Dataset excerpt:

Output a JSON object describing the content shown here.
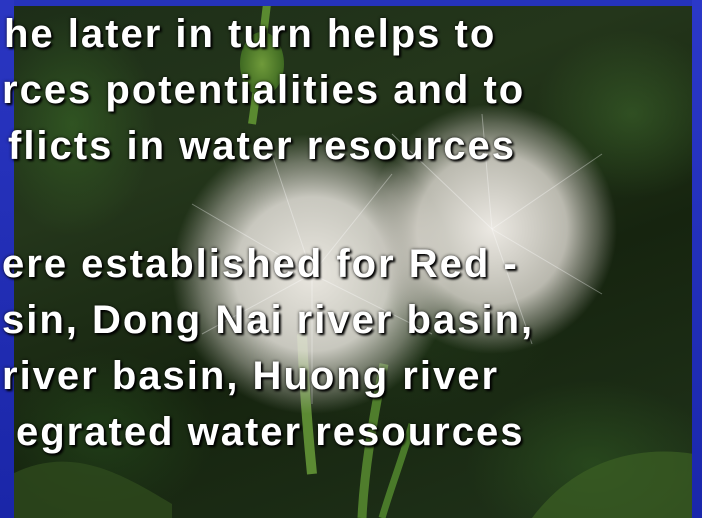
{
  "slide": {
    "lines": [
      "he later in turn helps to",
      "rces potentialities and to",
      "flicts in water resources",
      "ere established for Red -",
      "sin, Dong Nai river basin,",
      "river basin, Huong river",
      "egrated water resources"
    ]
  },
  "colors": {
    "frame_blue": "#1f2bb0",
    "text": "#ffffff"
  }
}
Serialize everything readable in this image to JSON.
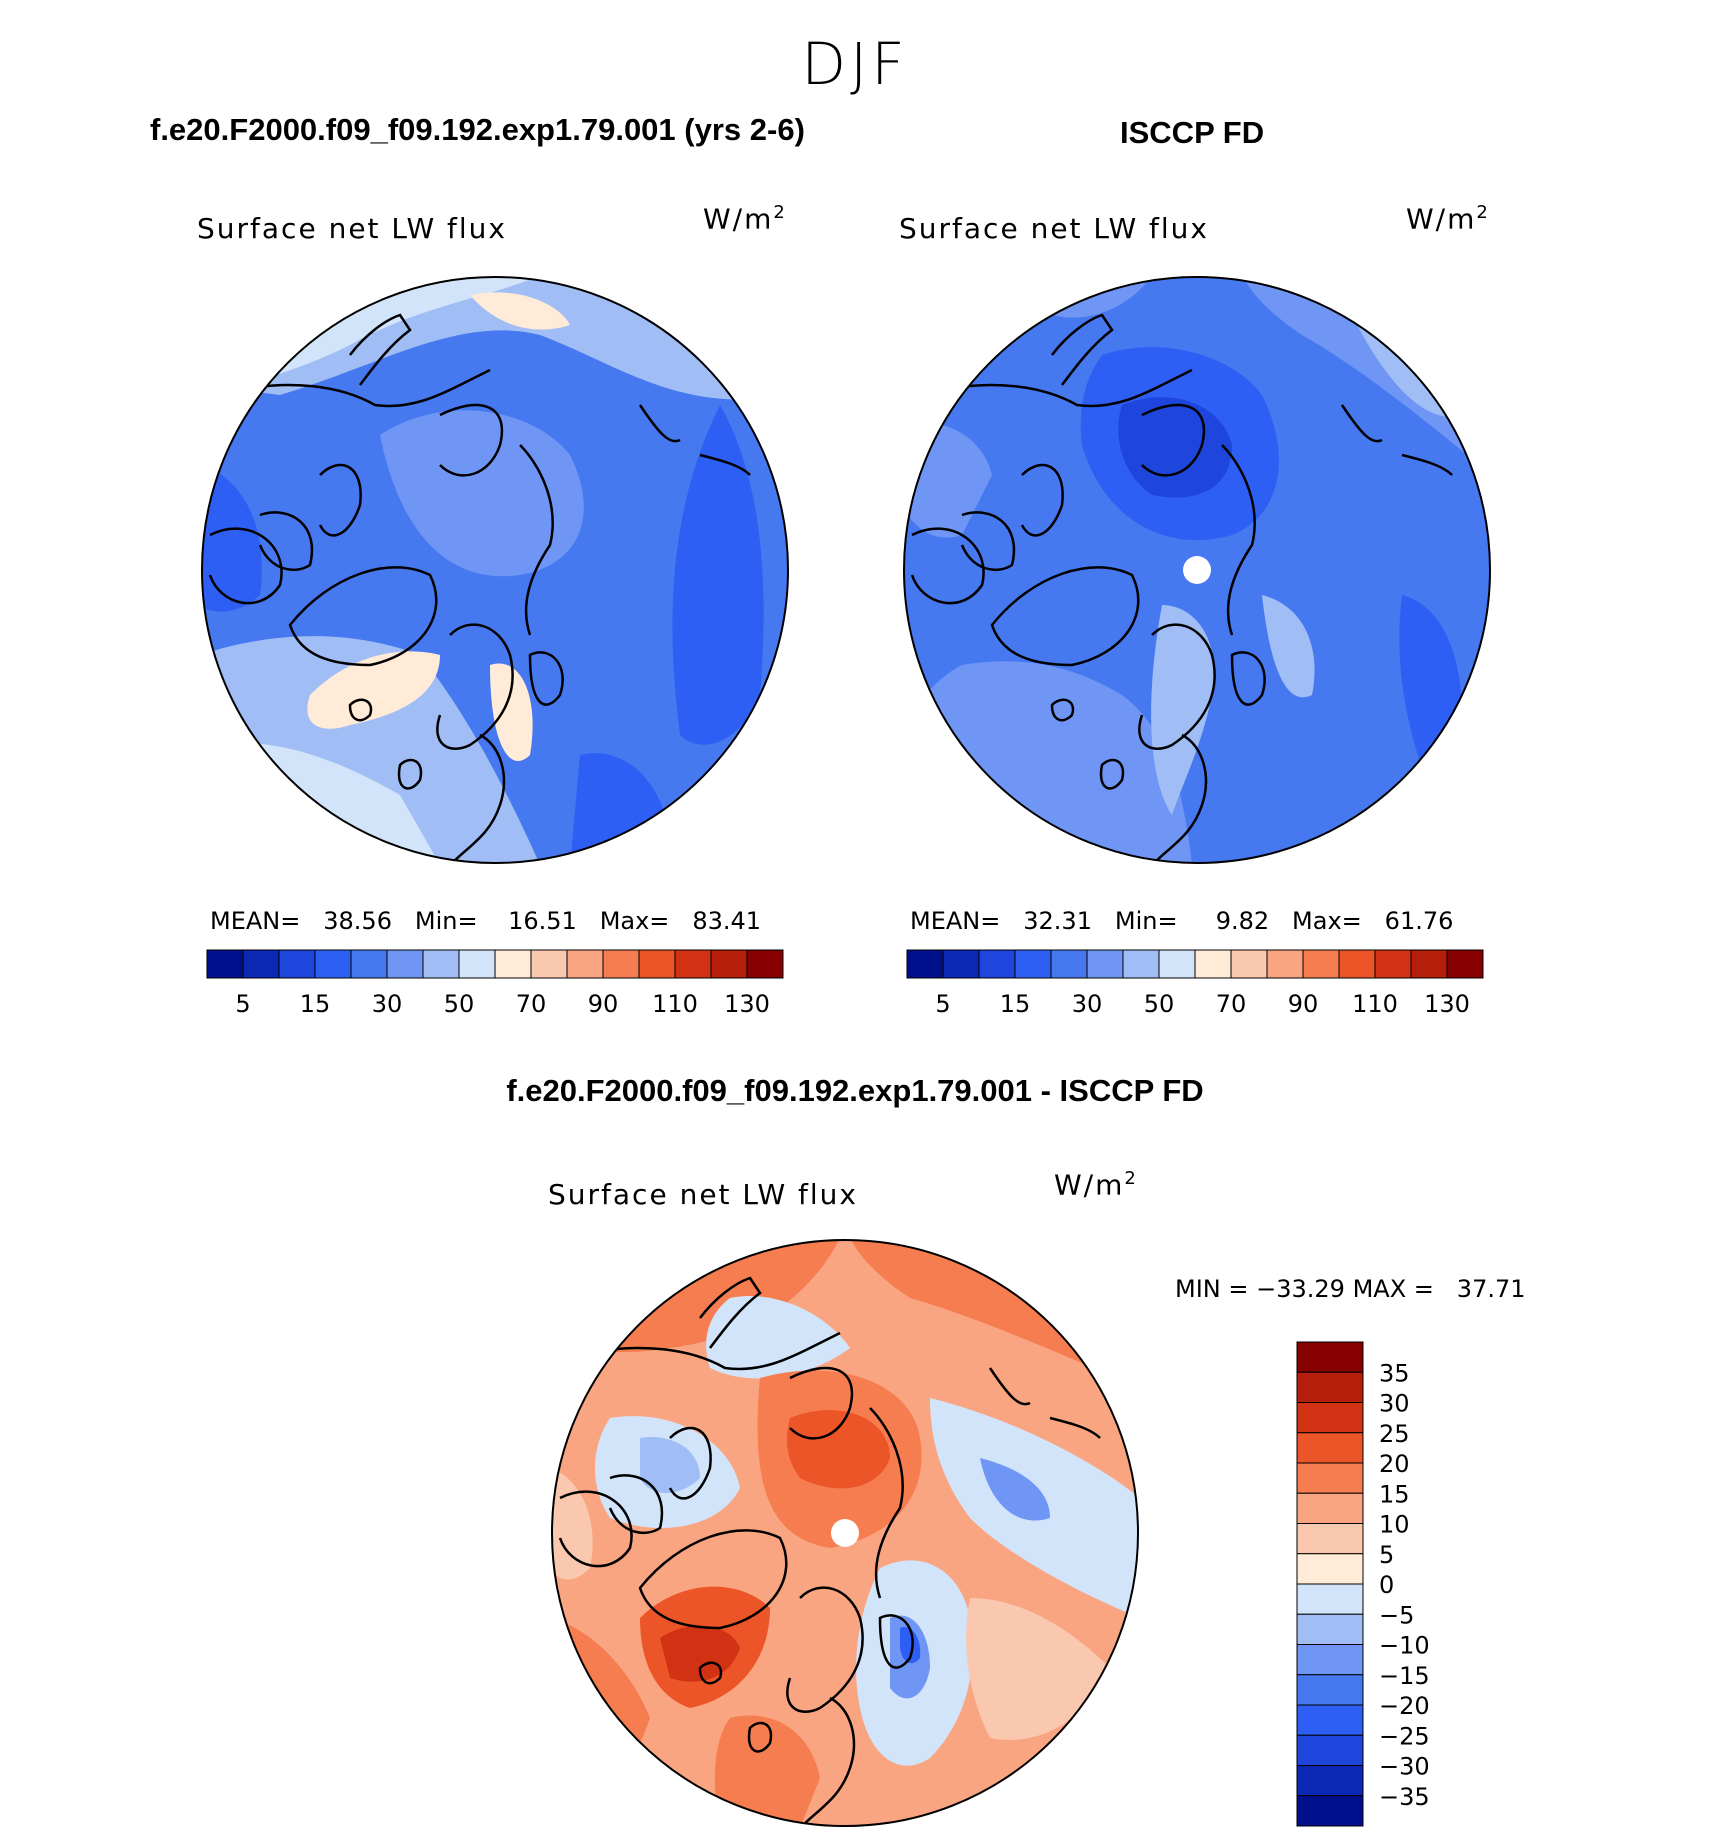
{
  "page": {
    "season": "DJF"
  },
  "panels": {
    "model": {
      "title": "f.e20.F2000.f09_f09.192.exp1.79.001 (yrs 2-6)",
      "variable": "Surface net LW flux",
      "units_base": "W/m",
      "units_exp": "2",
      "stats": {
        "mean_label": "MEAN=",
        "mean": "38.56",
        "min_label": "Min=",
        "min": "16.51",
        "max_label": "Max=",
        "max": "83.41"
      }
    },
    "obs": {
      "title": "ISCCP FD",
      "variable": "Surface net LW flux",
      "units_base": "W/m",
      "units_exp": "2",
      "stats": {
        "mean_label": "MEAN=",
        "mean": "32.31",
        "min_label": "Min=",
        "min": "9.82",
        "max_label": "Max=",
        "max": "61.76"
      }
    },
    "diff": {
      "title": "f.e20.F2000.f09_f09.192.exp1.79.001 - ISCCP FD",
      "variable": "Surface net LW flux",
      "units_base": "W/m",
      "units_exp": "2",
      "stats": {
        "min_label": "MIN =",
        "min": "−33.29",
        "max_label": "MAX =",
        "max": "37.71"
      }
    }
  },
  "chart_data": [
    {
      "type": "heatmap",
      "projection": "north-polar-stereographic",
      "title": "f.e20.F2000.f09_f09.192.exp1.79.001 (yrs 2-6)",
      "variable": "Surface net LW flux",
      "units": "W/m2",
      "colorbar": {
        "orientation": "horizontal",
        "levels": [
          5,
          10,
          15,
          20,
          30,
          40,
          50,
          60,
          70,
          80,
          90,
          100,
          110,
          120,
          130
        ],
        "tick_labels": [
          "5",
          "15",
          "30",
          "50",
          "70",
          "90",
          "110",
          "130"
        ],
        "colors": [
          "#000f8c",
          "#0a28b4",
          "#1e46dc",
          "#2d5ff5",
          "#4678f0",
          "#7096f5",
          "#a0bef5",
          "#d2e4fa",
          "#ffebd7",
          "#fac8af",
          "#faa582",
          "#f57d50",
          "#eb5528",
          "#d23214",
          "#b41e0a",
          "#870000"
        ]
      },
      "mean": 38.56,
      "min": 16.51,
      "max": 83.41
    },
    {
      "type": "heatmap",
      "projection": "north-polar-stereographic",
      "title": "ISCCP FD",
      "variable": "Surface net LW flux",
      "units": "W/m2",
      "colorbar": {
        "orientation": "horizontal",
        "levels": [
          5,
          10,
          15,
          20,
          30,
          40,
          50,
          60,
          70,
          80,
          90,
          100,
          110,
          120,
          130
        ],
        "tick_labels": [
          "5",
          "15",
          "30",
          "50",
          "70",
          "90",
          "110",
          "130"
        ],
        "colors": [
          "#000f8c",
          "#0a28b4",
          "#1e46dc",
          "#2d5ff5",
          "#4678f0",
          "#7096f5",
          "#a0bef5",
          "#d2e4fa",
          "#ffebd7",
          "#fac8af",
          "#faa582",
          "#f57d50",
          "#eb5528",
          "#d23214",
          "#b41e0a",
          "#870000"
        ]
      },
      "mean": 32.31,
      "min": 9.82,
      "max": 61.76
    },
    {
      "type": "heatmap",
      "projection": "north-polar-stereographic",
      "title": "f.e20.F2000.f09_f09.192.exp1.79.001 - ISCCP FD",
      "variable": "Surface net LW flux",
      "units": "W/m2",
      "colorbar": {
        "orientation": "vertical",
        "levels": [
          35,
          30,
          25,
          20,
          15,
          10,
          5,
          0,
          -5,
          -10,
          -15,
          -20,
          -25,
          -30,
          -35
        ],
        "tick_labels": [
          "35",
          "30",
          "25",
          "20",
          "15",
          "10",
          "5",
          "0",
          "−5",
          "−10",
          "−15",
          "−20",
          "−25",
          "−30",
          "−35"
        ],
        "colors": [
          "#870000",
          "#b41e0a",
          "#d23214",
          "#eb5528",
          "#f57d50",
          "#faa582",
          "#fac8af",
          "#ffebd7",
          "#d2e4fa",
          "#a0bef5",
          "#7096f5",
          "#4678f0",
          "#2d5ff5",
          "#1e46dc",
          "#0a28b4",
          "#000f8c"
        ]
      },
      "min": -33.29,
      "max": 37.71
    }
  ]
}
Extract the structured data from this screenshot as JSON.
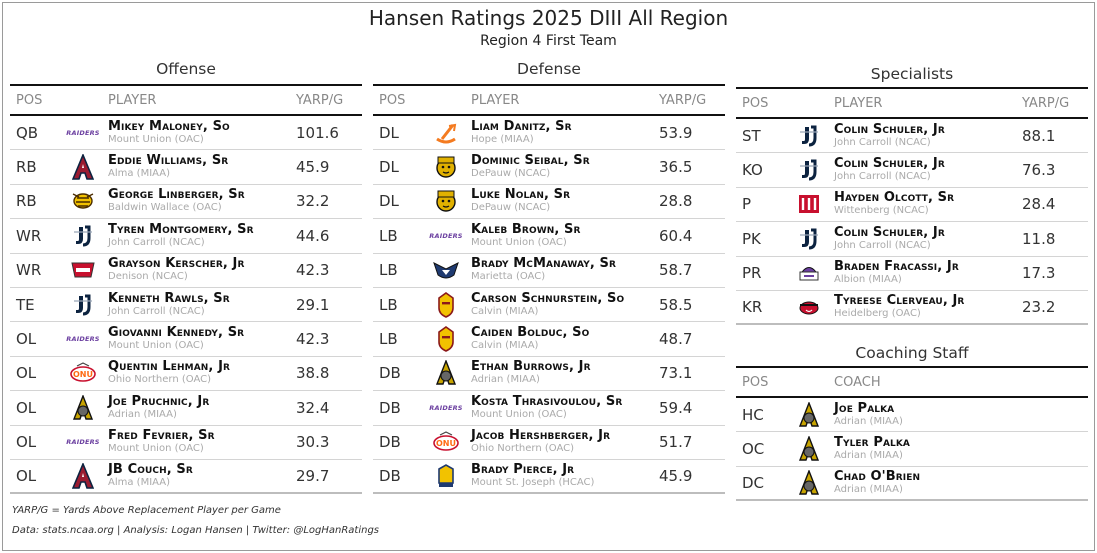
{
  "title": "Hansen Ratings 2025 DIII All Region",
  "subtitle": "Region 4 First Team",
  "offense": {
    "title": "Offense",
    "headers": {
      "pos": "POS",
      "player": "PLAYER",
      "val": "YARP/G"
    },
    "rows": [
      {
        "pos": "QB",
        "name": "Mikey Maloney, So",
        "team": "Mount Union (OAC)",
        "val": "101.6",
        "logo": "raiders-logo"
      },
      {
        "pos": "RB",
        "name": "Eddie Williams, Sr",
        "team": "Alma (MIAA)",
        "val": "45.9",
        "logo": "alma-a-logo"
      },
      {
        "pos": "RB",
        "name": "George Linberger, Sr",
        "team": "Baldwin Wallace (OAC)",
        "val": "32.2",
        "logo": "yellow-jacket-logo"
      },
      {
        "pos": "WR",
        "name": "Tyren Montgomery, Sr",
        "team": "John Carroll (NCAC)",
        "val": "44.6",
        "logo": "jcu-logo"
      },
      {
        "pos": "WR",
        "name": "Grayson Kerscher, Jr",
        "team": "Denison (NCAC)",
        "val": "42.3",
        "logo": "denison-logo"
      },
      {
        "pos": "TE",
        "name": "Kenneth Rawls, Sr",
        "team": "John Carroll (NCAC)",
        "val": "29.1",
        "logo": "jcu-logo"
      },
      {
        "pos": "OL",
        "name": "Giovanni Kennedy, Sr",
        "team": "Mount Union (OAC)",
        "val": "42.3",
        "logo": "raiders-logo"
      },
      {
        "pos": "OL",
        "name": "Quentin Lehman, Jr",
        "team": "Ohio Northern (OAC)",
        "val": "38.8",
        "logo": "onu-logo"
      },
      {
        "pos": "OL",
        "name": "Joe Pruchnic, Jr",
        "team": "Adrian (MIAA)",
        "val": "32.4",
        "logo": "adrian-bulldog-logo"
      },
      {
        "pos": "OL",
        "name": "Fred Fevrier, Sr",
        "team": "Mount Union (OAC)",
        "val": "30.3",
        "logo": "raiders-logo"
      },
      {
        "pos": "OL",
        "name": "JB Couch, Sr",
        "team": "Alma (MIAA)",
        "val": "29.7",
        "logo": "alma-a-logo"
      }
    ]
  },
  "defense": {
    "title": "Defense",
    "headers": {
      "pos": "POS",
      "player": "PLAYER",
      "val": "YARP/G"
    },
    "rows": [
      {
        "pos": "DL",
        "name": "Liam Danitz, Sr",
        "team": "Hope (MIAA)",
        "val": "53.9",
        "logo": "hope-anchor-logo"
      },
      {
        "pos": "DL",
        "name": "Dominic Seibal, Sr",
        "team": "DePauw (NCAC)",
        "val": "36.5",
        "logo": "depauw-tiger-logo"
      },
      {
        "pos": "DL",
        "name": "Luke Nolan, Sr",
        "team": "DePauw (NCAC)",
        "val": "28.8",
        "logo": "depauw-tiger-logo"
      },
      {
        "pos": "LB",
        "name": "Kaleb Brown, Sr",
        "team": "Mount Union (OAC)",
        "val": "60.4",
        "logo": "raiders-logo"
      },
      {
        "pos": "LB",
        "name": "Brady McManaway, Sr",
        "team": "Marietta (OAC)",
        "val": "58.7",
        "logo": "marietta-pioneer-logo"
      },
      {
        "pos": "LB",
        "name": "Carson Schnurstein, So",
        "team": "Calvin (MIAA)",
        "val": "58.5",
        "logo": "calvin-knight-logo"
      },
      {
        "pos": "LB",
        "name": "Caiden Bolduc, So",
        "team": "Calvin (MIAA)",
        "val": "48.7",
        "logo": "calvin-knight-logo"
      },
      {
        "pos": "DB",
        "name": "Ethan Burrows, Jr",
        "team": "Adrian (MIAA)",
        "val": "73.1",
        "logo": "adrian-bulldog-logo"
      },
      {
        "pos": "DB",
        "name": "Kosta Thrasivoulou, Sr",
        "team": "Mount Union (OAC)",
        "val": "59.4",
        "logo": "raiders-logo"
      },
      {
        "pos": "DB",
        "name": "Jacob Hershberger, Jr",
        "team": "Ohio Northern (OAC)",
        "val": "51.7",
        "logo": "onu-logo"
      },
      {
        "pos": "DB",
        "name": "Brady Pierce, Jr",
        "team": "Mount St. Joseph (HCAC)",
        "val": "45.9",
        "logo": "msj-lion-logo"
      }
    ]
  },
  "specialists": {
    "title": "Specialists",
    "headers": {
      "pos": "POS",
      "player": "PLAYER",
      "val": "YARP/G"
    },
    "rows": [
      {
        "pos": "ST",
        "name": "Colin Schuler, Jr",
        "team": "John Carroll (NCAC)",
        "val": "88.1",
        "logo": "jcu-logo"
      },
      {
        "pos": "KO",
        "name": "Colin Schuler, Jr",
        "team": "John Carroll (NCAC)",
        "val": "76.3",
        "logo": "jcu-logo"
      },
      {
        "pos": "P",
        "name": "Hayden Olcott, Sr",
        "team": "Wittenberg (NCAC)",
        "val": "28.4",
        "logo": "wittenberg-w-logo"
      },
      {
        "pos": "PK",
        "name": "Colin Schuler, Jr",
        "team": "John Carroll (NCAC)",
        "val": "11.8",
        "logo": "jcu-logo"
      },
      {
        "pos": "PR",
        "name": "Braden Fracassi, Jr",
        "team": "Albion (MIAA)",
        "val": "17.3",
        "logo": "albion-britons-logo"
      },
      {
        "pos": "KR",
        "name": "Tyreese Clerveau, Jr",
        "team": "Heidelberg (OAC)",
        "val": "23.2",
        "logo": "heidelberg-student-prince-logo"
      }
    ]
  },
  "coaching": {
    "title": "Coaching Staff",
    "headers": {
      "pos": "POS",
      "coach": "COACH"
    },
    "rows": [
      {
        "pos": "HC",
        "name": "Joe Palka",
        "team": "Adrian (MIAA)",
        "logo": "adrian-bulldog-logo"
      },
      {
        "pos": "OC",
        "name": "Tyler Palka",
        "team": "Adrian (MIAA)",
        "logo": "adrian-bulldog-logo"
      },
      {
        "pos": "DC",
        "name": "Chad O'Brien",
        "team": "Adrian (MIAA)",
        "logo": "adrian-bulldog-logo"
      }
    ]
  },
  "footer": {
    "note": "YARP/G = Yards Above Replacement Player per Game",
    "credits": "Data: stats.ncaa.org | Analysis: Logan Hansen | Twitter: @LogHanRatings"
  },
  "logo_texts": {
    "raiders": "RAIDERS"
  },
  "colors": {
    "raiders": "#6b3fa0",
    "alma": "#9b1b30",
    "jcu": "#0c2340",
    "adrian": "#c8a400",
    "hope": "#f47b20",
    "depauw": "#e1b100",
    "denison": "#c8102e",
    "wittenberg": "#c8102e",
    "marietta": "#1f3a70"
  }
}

Task requirements: Work out how many lines above contain the word "Hansen". Give only the number.

Response to this task: 2